[Start]

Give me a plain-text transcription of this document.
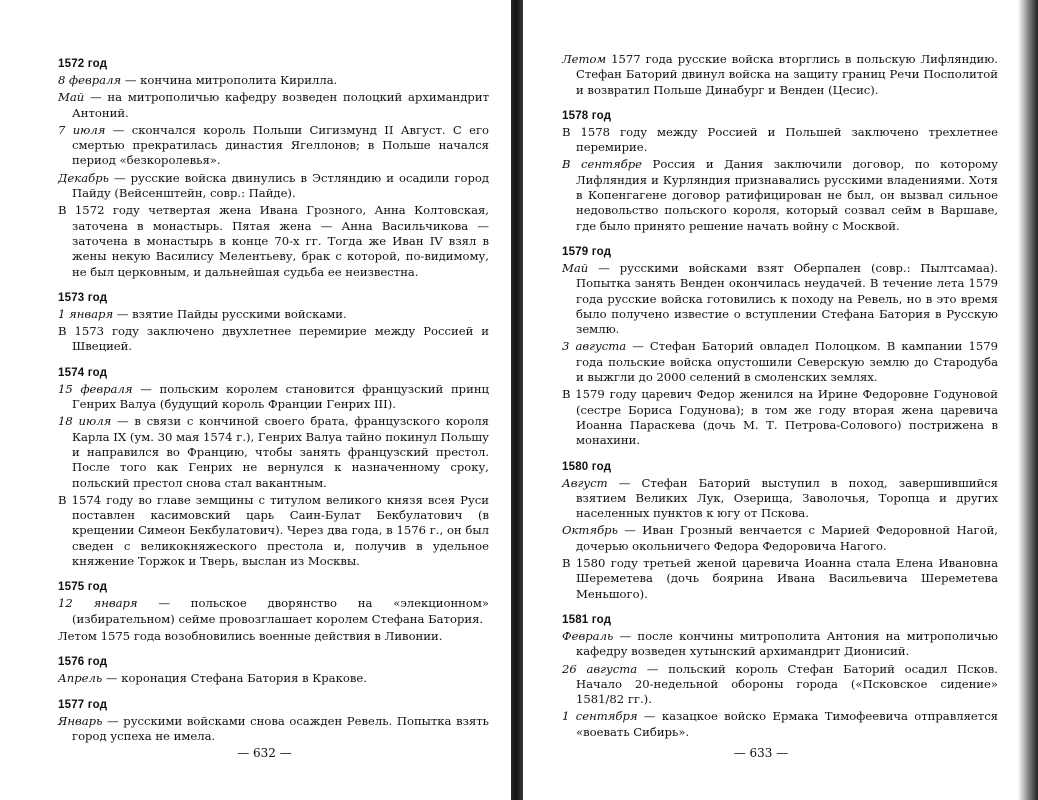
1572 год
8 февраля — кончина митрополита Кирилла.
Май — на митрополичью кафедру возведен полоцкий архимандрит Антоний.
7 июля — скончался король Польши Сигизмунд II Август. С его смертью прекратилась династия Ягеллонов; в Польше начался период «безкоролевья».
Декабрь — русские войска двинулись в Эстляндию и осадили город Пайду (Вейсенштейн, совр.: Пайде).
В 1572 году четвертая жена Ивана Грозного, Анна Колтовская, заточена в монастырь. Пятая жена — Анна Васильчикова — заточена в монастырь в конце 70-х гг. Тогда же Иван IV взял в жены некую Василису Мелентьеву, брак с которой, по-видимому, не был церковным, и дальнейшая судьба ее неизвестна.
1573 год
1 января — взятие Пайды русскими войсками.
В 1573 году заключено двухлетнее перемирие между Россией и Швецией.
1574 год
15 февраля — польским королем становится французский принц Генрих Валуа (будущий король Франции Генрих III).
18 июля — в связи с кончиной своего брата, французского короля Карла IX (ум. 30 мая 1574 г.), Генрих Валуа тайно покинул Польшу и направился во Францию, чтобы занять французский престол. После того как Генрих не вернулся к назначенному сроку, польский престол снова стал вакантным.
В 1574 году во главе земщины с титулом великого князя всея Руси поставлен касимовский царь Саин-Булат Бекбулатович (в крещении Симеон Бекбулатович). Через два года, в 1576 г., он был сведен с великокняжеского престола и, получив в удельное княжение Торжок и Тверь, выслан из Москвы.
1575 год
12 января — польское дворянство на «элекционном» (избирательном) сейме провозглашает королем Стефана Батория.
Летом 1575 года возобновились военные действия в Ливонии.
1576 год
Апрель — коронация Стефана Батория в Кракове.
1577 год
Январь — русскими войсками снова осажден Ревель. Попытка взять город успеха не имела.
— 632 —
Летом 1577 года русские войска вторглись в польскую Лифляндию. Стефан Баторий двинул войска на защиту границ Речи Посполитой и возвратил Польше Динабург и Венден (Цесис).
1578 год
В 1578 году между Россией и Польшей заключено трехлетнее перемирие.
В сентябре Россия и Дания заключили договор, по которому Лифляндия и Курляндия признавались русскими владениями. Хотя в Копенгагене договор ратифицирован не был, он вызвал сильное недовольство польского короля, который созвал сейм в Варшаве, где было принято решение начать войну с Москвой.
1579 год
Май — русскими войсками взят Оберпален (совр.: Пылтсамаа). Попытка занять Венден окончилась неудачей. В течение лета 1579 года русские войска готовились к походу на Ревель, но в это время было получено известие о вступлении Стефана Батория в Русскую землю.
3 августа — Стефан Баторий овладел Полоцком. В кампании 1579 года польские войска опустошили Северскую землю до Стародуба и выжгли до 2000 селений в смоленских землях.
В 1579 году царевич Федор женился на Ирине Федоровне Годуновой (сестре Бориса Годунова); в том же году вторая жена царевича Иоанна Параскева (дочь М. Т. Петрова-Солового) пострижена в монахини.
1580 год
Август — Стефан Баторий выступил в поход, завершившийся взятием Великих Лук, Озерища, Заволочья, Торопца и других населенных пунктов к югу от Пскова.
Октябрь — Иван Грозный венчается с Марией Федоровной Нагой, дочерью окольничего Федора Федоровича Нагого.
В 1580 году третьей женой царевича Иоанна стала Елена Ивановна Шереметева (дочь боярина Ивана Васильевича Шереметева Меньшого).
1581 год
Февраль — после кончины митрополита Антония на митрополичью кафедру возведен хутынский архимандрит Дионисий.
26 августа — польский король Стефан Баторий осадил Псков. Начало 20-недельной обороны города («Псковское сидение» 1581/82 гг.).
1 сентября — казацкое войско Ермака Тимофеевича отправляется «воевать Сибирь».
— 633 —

[End]

Job -
Extract, from the listing above, every line where the string "августа" occurs.

Full output -
3 августа — Стефан Баторий овладел Полоцком. В кампании 1579 года польские войска опустошили Северскую землю до Стародуба и выжгли до 2000 селений в смоленских землях.
26 августа — польский король Стефан Баторий осадил Псков. Начало 20-недельной обороны города («Псковское сидение» 1581/82 гг.).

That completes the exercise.